Instruction ▸
Print all the records exactly, please.

======== Materials provided ========

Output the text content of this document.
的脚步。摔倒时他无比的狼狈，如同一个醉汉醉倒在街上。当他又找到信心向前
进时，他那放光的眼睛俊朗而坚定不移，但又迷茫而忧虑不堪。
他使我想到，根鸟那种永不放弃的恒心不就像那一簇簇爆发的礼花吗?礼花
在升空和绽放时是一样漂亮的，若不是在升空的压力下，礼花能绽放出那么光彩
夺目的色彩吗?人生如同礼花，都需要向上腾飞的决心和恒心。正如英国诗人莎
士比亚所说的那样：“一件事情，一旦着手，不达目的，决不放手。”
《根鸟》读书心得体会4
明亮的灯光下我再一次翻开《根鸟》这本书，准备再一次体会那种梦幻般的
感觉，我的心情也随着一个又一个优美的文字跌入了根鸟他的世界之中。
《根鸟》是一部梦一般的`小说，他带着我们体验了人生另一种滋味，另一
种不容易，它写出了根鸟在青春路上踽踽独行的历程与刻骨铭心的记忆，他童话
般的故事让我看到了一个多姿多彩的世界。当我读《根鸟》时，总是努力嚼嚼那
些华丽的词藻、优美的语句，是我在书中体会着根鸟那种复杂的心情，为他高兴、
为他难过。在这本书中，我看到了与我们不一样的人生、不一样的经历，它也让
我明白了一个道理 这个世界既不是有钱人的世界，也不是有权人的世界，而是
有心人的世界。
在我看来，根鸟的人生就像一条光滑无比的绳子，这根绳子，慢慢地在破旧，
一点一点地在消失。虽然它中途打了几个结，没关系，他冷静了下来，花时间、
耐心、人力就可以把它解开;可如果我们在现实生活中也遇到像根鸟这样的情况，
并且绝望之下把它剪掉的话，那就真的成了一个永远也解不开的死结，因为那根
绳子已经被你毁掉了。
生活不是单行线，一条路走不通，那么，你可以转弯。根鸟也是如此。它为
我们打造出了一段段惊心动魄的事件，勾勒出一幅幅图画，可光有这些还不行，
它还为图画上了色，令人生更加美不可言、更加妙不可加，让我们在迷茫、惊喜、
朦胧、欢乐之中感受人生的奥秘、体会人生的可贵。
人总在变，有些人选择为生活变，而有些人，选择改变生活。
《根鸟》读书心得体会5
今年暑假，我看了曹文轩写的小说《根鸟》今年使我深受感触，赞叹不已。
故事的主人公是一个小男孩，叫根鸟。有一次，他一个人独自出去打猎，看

========

Exercise answer ▸
Output the text content of this document.
的脚步。摔倒时他无比的狼狈，如同一个醉汉醉倒在街上。当他又找到信心向前
进时，他那放光的眼睛俊朗而坚定不移，但又迷茫而忧虑不堪。
他使我想到，根鸟那种永不放弃的恒心不就像那一簇簇爆发的礼花吗?礼花
在升空和绽放时是一样漂亮的，若不是在升空的压力下，礼花能绽放出那么光彩
夺目的色彩吗?人生如同礼花，都需要向上腾飞的决心和恒心。正如英国诗人莎
士比亚所说的那样：“一件事情，一旦着手，不达目的，决不放手。”
《根鸟》读书心得体会4
明亮的灯光下我再一次翻开《根鸟》这本书，准备再一次体会那种梦幻般的
感觉，我的心情也随着一个又一个优美的文字跌入了根鸟他的世界之中。
《根鸟》是一部梦一般的`小说，他带着我们体验了人生另一种滋味，另一
种不容易，它写出了根鸟在青春路上踽踽独行的历程与刻骨铭心的记忆，他童话
般的故事让我看到了一个多姿多彩的世界。当我读《根鸟》时，总是努力嚼嚼那
些华丽的词藻、优美的语句，是我在书中体会着根鸟那种复杂的心情，为他高兴、
为他难过。在这本书中，我看到了与我们不一样的人生、不一样的经历，它也让
我明白了一个道理 这个世界既不是有钱人的世界，也不是有权人的世界，而是
有心人的世界。
在我看来，根鸟的人生就像一条光滑无比的绳子，这根绳子，慢慢地在破旧，
一点一点地在消失。虽然它中途打了几个结，没关系，他冷静了下来，花时间、
耐心、人力就可以把它解开;可如果我们在现实生活中也遇到像根鸟这样的情况，
并且绝望之下把它剪掉的话，那就真的成了一个永远也解不开的死结，因为那根
绳子已经被你毁掉了。
生活不是单行线，一条路走不通，那么，你可以转弯。根鸟也是如此。它为
我们打造出了一段段惊心动魄的事件，勾勒出一幅幅图画，可光有这些还不行，
它还为图画上了色，令人生更加美不可言、更加妙不可加，让我们在迷茫、惊喜、
朦胧、欢乐之中感受人生的奥秘、体会人生的可贵。
人总在变，有些人选择为生活变，而有些人，选择改变生活。
《根鸟》读书心得体会5
今年暑假，我看了曹文轩写的小说《根鸟》今年使我深受感触，赞叹不已。
故事的主人公是一个小男孩，叫根鸟。有一次，他一个人独自出去打猎，看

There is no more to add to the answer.